▶ **What is being asked**
Would you copy out the whole listing exactly as given?

▶ **Data items**
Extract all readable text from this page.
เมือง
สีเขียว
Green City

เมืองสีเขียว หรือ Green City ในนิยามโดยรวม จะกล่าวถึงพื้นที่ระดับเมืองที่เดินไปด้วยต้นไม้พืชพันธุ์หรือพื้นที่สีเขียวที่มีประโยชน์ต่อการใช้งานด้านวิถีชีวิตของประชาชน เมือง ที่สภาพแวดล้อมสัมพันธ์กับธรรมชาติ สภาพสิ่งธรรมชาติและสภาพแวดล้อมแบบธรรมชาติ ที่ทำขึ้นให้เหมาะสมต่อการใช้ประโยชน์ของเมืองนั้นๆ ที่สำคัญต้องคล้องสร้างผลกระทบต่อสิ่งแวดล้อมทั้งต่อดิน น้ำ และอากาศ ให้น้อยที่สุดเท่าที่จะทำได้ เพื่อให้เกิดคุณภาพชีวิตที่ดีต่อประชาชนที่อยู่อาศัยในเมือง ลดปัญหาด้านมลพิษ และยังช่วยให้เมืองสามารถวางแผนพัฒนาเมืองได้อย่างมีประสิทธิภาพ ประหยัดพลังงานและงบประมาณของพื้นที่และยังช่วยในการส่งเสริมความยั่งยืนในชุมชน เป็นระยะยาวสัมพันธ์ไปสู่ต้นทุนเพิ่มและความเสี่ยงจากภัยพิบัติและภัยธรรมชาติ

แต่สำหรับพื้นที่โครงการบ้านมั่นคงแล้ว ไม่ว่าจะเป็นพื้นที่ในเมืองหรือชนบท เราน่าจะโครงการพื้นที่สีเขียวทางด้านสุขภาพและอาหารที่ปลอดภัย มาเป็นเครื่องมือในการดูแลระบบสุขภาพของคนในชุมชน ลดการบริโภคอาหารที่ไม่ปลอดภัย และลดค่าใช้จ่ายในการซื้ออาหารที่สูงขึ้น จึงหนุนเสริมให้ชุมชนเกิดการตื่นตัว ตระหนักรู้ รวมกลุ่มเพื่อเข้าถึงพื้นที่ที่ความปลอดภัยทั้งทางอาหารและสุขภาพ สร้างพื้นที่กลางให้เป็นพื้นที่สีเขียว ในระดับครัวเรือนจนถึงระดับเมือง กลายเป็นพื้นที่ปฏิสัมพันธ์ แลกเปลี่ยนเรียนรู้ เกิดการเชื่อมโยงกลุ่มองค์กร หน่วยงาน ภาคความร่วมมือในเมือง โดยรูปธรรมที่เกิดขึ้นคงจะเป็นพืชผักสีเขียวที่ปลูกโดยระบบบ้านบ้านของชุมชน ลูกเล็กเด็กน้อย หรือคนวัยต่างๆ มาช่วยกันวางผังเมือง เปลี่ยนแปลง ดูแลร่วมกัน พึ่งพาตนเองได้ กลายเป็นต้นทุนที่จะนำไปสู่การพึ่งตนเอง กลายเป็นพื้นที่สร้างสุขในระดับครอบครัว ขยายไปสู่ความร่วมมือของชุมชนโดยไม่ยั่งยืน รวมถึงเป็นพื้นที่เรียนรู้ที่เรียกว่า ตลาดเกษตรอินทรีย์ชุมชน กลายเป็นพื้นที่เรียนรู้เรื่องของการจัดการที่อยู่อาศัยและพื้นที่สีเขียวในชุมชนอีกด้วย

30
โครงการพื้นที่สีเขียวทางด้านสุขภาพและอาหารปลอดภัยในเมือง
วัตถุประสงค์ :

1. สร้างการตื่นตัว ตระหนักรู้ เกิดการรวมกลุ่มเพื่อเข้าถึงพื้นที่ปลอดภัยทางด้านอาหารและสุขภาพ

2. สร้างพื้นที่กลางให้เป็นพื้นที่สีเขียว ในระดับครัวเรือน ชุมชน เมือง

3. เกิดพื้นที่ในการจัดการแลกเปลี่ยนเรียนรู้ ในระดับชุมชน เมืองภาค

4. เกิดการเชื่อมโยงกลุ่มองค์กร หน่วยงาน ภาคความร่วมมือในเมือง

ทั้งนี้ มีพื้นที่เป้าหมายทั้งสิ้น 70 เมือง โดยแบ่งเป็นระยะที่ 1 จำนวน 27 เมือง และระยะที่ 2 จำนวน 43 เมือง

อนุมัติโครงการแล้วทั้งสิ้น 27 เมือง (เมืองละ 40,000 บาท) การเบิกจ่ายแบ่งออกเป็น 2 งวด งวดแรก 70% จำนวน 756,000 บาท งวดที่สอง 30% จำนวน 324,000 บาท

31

▶ **Solution**
Extract all readable text from this page.
เมือง
สีเขียว
Green City

เมืองสีเขียว หรือ Green City ในนิยามโดยรวม จะกล่าวถึงพื้นที่ระดับเมืองที่เดินไปด้วยต้นไม้พืชพันธุ์หรือพื้นที่สีเขียวที่มีประโยชน์ต่อการใช้งานด้านวิถีชีวิตของประชาชน เมือง ที่สภาพแวดล้อมสัมพันธ์กับธรรมชาติ สภาพสิ่งธรรมชาติและสภาพแวดล้อมแบบธรรมชาติ ที่ทำขึ้นให้เหมาะสมต่อการใช้ประโยชน์ของเมืองนั้นๆ ที่สำคัญต้องคล้องสร้างผลกระทบต่อสิ่งแวดล้อมทั้งต่อดิน น้ำ และอากาศ ให้น้อยที่สุดเท่าที่จะทำได้ เพื่อให้เกิดคุณภาพชีวิตที่ดีต่อประชาชนที่อยู่อาศัยในเมือง ลดปัญหาด้านมลพิษ และยังช่วยให้เมืองสามารถวางแผนพัฒนาเมืองได้อย่างมีประสิทธิภาพ ประหยัดพลังงานและงบประมาณของพื้นที่และยังช่วยในการส่งเสริมความยั่งยืนในชุมชน เป็นระยะยาวสัมพันธ์ไปสู่ต้นทุนเพิ่มและความเสี่ยงจากภัยพิบัติและภัยธรรมชาติ

แต่สำหรับพื้นที่โครงการบ้านมั่นคงแล้ว ไม่ว่าจะเป็นพื้นที่ในเมืองหรือชนบท เราน่าจะโครงการพื้นที่สีเขียวทางด้านสุขภาพและอาหารที่ปลอดภัย มาเป็นเครื่องมือในการดูแลระบบสุขภาพของคนในชุมชน ลดการบริโภคอาหารที่ไม่ปลอดภัย และลดค่าใช้จ่ายในการซื้ออาหารที่สูงขึ้น จึงหนุนเสริมให้ชุมชนเกิดการตื่นตัว ตระหนักรู้ รวมกลุ่มเพื่อเข้าถึงพื้นที่ที่ความปลอดภัยทั้งทางอาหารและสุขภาพ สร้างพื้นที่กลางให้เป็นพื้นที่สีเขียว ในระดับครัวเรือนจนถึงระดับเมือง กลายเป็นพื้นที่ปฏิสัมพันธ์ แลกเปลี่ยนเรียนรู้ เกิดการเชื่อมโยงกลุ่มองค์กร หน่วยงาน ภาคความร่วมมือในเมือง โดยรูปธรรมที่เกิดขึ้นคงจะเป็นพืชผักสีเขียวที่ปลูกโดยระบบบ้านบ้านของชุมชน ลูกเล็กเด็กน้อย หรือคนวัยต่างๆ มาช่วยกันวางผังเมือง เปลี่ยนแปลง ดูแลร่วมกัน พึ่งพาตนเองได้ กลายเป็นต้นทุนที่จะนำไปสู่การพึ่งตนเอง กลายเป็นพื้นที่สร้างสุขในระดับครอบครัว ขยายไปสู่ความร่วมมือของชุมชนโดยไม่ยั่งยืน รวมถึงเป็นพื้นที่เรียนรู้ที่เรียกว่า ตลาดเกษตรอินทรีย์ชุมชน กลายเป็นพื้นที่เรียนรู้เรื่องของการจัดการที่อยู่อาศัยและพื้นที่สีเขียวในชุมชนอีกด้วย

30
โครงการพื้นที่สีเขียวทางด้านสุขภาพและอาหารปลอดภัยในเมือง
วัตถุประสงค์ :

1. สร้างการตื่นตัว ตระหนักรู้ เกิดการรวมกลุ่มเพื่อเข้าถึงพื้นที่ปลอดภัยทางด้านอาหารและสุขภาพ

2. สร้างพื้นที่กลางให้เป็นพื้นที่สีเขียว ในระดับครัวเรือน ชุมชน เมือง

3. เกิดพื้นที่ในการจัดการแลกเปลี่ยนเรียนรู้ ในระดับชุมชน เมืองภาค

4. เกิดการเชื่อมโยงกลุ่มองค์กร หน่วยงาน ภาคความร่วมมือในเมือง

ทั้งนี้ มีพื้นที่เป้าหมายทั้งสิ้น 70 เมือง โดยแบ่งเป็นระยะที่ 1 จำนวน 27 เมือง และระยะที่ 2 จำนวน 43 เมือง

อนุมัติโครงการแล้วทั้งสิ้น 27 เมือง (เมืองละ 40,000 บาท) การเบิกจ่ายแบ่งออกเป็น 2 งวด งวดแรก 70% จำนวน 756,000 บาท งวดที่สอง 30% จำนวน 324,000 บาท

31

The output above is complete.